___ Data for the task ___
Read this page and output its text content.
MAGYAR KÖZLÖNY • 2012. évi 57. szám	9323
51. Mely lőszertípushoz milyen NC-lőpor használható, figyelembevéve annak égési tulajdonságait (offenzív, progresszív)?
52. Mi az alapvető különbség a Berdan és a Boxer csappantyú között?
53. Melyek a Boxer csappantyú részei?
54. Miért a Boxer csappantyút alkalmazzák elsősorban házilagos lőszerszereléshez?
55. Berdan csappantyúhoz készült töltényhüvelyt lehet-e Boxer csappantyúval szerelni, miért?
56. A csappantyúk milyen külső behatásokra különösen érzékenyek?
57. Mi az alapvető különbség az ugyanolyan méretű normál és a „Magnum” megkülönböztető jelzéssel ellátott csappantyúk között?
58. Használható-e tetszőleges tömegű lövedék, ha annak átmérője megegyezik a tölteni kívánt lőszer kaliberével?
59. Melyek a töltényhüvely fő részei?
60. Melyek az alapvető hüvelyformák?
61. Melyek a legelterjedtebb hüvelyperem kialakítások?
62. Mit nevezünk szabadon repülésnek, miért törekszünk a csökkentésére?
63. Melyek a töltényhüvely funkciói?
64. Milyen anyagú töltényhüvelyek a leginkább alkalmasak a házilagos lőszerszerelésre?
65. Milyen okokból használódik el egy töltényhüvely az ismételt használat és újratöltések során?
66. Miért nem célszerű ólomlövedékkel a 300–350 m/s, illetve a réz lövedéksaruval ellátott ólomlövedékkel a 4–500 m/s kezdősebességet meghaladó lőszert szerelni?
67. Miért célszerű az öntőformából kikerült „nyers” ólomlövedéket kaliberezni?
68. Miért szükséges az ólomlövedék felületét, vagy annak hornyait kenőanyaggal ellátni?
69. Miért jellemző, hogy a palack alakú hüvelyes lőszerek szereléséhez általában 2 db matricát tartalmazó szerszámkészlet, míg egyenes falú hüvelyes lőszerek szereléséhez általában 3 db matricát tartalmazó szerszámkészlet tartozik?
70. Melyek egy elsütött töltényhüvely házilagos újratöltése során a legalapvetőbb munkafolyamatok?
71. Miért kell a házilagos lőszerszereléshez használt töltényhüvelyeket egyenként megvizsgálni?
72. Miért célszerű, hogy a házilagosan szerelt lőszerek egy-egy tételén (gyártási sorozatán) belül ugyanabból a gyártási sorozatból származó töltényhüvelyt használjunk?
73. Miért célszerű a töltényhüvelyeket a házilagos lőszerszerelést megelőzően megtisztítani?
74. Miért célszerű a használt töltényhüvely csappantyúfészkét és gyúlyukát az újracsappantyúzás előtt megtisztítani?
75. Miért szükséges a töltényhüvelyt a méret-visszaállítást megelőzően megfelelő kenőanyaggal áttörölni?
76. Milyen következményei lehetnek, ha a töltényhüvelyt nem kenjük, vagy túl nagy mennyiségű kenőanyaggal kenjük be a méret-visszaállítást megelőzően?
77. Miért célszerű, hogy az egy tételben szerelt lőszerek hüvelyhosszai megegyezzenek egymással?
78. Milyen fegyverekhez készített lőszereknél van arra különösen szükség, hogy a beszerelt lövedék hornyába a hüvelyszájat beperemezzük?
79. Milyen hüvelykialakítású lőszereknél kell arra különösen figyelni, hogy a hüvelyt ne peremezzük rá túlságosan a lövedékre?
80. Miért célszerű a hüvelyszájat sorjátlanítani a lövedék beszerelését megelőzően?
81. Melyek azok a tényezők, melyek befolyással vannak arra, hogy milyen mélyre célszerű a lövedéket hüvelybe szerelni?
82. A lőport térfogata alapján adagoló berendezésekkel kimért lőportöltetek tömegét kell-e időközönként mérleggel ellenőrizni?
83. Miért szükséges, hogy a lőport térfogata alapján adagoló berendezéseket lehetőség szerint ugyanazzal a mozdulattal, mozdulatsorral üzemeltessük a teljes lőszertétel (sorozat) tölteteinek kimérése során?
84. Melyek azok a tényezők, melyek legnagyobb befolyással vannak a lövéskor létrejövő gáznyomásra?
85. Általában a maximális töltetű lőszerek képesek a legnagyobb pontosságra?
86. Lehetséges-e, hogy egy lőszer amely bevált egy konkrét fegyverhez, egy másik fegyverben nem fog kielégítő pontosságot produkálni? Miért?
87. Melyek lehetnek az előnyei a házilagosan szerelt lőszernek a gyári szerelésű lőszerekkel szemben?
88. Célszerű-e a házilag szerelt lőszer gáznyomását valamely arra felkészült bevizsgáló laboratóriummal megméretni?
___
• _Task objective_
Copy all of the data. Keep every word exactly as it is.

• _Written solution_
Read this page and output its text content.
MAGYAR KÖZLÖNY • 2012. évi 57. szám	9323
51. Mely lőszertípushoz milyen NC-lőpor használható, figyelembevéve annak égési tulajdonságait (offenzív, progresszív)?
52. Mi az alapvető különbség a Berdan és a Boxer csappantyú között?
53. Melyek a Boxer csappantyú részei?
54. Miért a Boxer csappantyút alkalmazzák elsősorban házilagos lőszerszereléshez?
55. Berdan csappantyúhoz készült töltényhüvelyt lehet-e Boxer csappantyúval szerelni, miért?
56. A csappantyúk milyen külső behatásokra különösen érzékenyek?
57. Mi az alapvető különbség az ugyanolyan méretű normál és a „Magnum” megkülönböztető jelzéssel ellátott csappantyúk között?
58. Használható-e tetszőleges tömegű lövedék, ha annak átmérője megegyezik a tölteni kívánt lőszer kaliberével?
59. Melyek a töltényhüvely fő részei?
60. Melyek az alapvető hüvelyformák?
61. Melyek a legelterjedtebb hüvelyperem kialakítások?
62. Mit nevezünk szabadon repülésnek, miért törekszünk a csökkentésére?
63. Melyek a töltényhüvely funkciói?
64. Milyen anyagú töltényhüvelyek a leginkább alkalmasak a házilagos lőszerszerelésre?
65. Milyen okokból használódik el egy töltényhüvely az ismételt használat és újratöltések során?
66. Miért nem célszerű ólomlövedékkel a 300–350 m/s, illetve a réz lövedéksaruval ellátott ólomlövedékkel a 4–500 m/s kezdősebességet meghaladó lőszert szerelni?
67. Miért célszerű az öntőformából kikerült „nyers” ólomlövedéket kaliberezni?
68. Miért szükséges az ólomlövedék felületét, vagy annak hornyait kenőanyaggal ellátni?
69. Miért jellemző, hogy a palack alakú hüvelyes lőszerek szereléséhez általában 2 db matricát tartalmazó szerszámkészlet, míg egyenes falú hüvelyes lőszerek szereléséhez általában 3 db matricát tartalmazó szerszámkészlet tartozik?
70. Melyek egy elsütött töltényhüvely házilagos újratöltése során a legalapvetőbb munkafolyamatok?
71. Miért kell a házilagos lőszerszereléshez használt töltényhüvelyeket egyenként megvizsgálni?
72. Miért célszerű, hogy a házilagosan szerelt lőszerek egy-egy tételén (gyártási sorozatán) belül ugyanabból a gyártási sorozatból származó töltényhüvelyt használjunk?
73. Miért célszerű a töltényhüvelyeket a házilagos lőszerszerelést megelőzően megtisztítani?
74. Miért célszerű a használt töltényhüvely csappantyúfészkét és gyúlyukát az újracsappantyúzás előtt megtisztítani?
75. Miért szükséges a töltényhüvelyt a méret-visszaállítást megelőzően megfelelő kenőanyaggal áttörölni?
76. Milyen következményei lehetnek, ha a töltényhüvelyt nem kenjük, vagy túl nagy mennyiségű kenőanyaggal kenjük be a méret-visszaállítást megelőzően?
77. Miért célszerű, hogy az egy tételben szerelt lőszerek hüvelyhosszai megegyezzenek egymással?
78. Milyen fegyverekhez készített lőszereknél van arra különösen szükség, hogy a beszerelt lövedék hornyába a hüvelyszájat beperemezzük?
79. Milyen hüvelykialakítású lőszereknél kell arra különösen figyelni, hogy a hüvelyt ne peremezzük rá túlságosan a lövedékre?
80. Miért célszerű a hüvelyszájat sorjátlanítani a lövedék beszerelését megelőzően?
81. Melyek azok a tényezők, melyek befolyással vannak arra, hogy milyen mélyre célszerű a lövedéket hüvelybe szerelni?
82. A lőport térfogata alapján adagoló berendezésekkel kimért lőportöltetek tömegét kell-e időközönként mérleggel ellenőrizni?
83. Miért szükséges, hogy a lőport térfogata alapján adagoló berendezéseket lehetőség szerint ugyanazzal a mozdulattal, mozdulatsorral üzemeltessük a teljes lőszertétel (sorozat) tölteteinek kimérése során?
84. Melyek azok a tényezők, melyek legnagyobb befolyással vannak a lövéskor létrejövő gáznyomásra?
85. Általában a maximális töltetű lőszerek képesek a legnagyobb pontosságra?
86. Lehetséges-e, hogy egy lőszer amely bevált egy konkrét fegyverhez, egy másik fegyverben nem fog kielégítő pontosságot produkálni? Miért?
87. Melyek lehetnek az előnyei a házilagosan szerelt lőszernek a gyári szerelésű lőszerekkel szemben?
88. Célszerű-e a házilag szerelt lőszer gáznyomását valamely arra felkészült bevizsgáló laboratóriummal megméretni?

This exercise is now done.